-- begin --

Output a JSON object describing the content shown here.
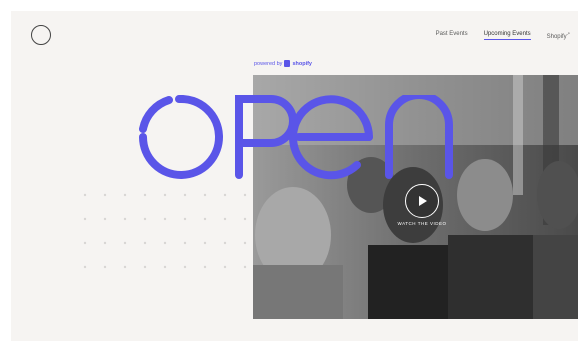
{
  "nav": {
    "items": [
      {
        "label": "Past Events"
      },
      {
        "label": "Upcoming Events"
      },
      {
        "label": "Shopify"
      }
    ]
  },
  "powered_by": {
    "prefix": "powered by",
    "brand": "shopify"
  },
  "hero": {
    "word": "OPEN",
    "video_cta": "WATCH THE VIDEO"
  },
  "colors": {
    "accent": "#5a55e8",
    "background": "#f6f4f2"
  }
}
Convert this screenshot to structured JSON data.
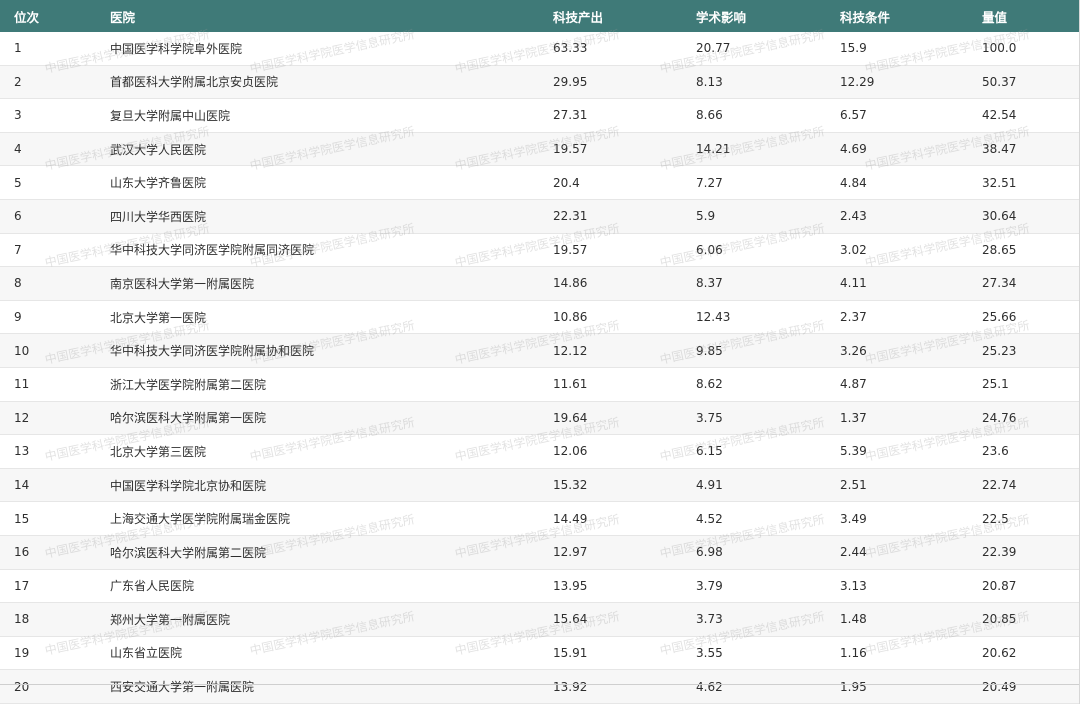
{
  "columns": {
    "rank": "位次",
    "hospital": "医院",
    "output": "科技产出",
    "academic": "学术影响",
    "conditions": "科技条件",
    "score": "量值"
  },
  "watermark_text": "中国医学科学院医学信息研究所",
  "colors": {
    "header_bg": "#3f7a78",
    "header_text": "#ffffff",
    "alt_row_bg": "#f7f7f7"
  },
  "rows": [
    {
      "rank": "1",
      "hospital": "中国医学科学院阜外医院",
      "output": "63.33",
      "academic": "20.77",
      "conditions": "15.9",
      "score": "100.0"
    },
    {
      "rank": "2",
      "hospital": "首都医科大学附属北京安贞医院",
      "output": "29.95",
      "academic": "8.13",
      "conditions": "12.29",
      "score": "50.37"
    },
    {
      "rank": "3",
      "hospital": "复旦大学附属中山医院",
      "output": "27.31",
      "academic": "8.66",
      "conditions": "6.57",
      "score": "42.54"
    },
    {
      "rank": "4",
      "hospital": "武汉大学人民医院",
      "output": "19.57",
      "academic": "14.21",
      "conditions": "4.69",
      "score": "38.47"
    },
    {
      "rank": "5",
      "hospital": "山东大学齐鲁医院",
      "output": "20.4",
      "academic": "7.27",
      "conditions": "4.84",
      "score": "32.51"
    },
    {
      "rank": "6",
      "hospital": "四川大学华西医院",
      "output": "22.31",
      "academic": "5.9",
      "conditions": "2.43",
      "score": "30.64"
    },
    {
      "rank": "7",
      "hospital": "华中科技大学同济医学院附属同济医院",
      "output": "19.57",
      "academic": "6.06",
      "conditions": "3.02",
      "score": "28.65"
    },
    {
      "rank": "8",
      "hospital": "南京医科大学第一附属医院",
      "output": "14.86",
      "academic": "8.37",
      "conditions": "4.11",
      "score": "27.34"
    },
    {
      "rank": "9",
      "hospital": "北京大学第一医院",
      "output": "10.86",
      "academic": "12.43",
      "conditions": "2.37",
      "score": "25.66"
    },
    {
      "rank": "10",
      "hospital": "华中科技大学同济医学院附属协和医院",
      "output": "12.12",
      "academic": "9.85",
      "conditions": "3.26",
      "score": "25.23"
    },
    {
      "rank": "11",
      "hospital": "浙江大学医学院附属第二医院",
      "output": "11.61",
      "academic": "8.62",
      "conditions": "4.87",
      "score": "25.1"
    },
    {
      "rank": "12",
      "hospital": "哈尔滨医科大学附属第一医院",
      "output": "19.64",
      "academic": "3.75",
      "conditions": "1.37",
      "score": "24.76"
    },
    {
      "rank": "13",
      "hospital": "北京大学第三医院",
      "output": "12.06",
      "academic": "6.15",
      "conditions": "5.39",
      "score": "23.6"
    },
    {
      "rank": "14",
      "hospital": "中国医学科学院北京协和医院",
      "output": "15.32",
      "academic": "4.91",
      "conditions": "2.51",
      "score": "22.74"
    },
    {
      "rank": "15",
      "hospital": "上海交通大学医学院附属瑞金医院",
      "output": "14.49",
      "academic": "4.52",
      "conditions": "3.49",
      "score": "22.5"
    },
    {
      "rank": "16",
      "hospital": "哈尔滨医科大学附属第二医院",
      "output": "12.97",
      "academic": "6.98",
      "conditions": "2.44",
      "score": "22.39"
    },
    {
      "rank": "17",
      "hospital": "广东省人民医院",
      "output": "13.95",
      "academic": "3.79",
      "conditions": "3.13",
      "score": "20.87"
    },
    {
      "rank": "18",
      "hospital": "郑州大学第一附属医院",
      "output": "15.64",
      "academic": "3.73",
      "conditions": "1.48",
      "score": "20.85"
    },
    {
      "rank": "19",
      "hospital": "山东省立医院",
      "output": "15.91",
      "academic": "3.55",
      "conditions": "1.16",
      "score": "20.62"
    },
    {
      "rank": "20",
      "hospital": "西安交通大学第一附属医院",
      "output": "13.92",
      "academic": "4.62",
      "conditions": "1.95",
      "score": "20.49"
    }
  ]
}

-- end --

> **PROBLEM DESCRIPTION**
From the material above, copy everything exactly but the pictures.

> **SOLUTION FOR THIS PROBLEM**
Output a JSON object describing the content shown here.
{
  "nav": {
    "items": [
      {
        "label": "Past Events"
      },
      {
        "label": "Upcoming Events"
      },
      {
        "label": "Shopify"
      }
    ]
  },
  "powered_by": {
    "prefix": "powered by",
    "brand": "shopify"
  },
  "hero": {
    "word": "OPEN",
    "video_cta": "WATCH THE VIDEO"
  },
  "colors": {
    "accent": "#5a55e8",
    "background": "#f6f4f2"
  }
}
Convert this screenshot to structured JSON data.
{
  "columns": {
    "rank": "位次",
    "hospital": "医院",
    "output": "科技产出",
    "academic": "学术影响",
    "conditions": "科技条件",
    "score": "量值"
  },
  "watermark_text": "中国医学科学院医学信息研究所",
  "colors": {
    "header_bg": "#3f7a78",
    "header_text": "#ffffff",
    "alt_row_bg": "#f7f7f7"
  },
  "rows": [
    {
      "rank": "1",
      "hospital": "中国医学科学院阜外医院",
      "output": "63.33",
      "academic": "20.77",
      "conditions": "15.9",
      "score": "100.0"
    },
    {
      "rank": "2",
      "hospital": "首都医科大学附属北京安贞医院",
      "output": "29.95",
      "academic": "8.13",
      "conditions": "12.29",
      "score": "50.37"
    },
    {
      "rank": "3",
      "hospital": "复旦大学附属中山医院",
      "output": "27.31",
      "academic": "8.66",
      "conditions": "6.57",
      "score": "42.54"
    },
    {
      "rank": "4",
      "hospital": "武汉大学人民医院",
      "output": "19.57",
      "academic": "14.21",
      "conditions": "4.69",
      "score": "38.47"
    },
    {
      "rank": "5",
      "hospital": "山东大学齐鲁医院",
      "output": "20.4",
      "academic": "7.27",
      "conditions": "4.84",
      "score": "32.51"
    },
    {
      "rank": "6",
      "hospital": "四川大学华西医院",
      "output": "22.31",
      "academic": "5.9",
      "conditions": "2.43",
      "score": "30.64"
    },
    {
      "rank": "7",
      "hospital": "华中科技大学同济医学院附属同济医院",
      "output": "19.57",
      "academic": "6.06",
      "conditions": "3.02",
      "score": "28.65"
    },
    {
      "rank": "8",
      "hospital": "南京医科大学第一附属医院",
      "output": "14.86",
      "academic": "8.37",
      "conditions": "4.11",
      "score": "27.34"
    },
    {
      "rank": "9",
      "hospital": "北京大学第一医院",
      "output": "10.86",
      "academic": "12.43",
      "conditions": "2.37",
      "score": "25.66"
    },
    {
      "rank": "10",
      "hospital": "华中科技大学同济医学院附属协和医院",
      "output": "12.12",
      "academic": "9.85",
      "conditions": "3.26",
      "score": "25.23"
    },
    {
      "rank": "11",
      "hospital": "浙江大学医学院附属第二医院",
      "output": "11.61",
      "academic": "8.62",
      "conditions": "4.87",
      "score": "25.1"
    },
    {
      "rank": "12",
      "hospital": "哈尔滨医科大学附属第一医院",
      "output": "19.64",
      "academic": "3.75",
      "conditions": "1.37",
      "score": "24.76"
    },
    {
      "rank": "13",
      "hospital": "北京大学第三医院",
      "output": "12.06",
      "academic": "6.15",
      "conditions": "5.39",
      "score": "23.6"
    },
    {
      "rank": "14",
      "hospital": "中国医学科学院北京协和医院",
      "output": "15.32",
      "academic": "4.91",
      "conditions": "2.51",
      "score": "22.74"
    },
    {
      "rank": "15",
      "hospital": "上海交通大学医学院附属瑞金医院",
      "output": "14.49",
      "academic": "4.52",
      "conditions": "3.49",
      "score": "22.5"
    },
    {
      "rank": "16",
      "hospital": "哈尔滨医科大学附属第二医院",
      "output": "12.97",
      "academic": "6.98",
      "conditions": "2.44",
      "score": "22.39"
    },
    {
      "rank": "17",
      "hospital": "广东省人民医院",
      "output": "13.95",
      "academic": "3.79",
      "conditions": "3.13",
      "score": "20.87"
    },
    {
      "rank": "18",
      "hospital": "郑州大学第一附属医院",
      "output": "15.64",
      "academic": "3.73",
      "conditions": "1.48",
      "score": "20.85"
    },
    {
      "rank": "19",
      "hospital": "山东省立医院",
      "output": "15.91",
      "academic": "3.55",
      "conditions": "1.16",
      "score": "20.62"
    },
    {
      "rank": "20",
      "hospital": "西安交通大学第一附属医院",
      "output": "13.92",
      "academic": "4.62",
      "conditions": "1.95",
      "score": "20.49"
    }
  ]
}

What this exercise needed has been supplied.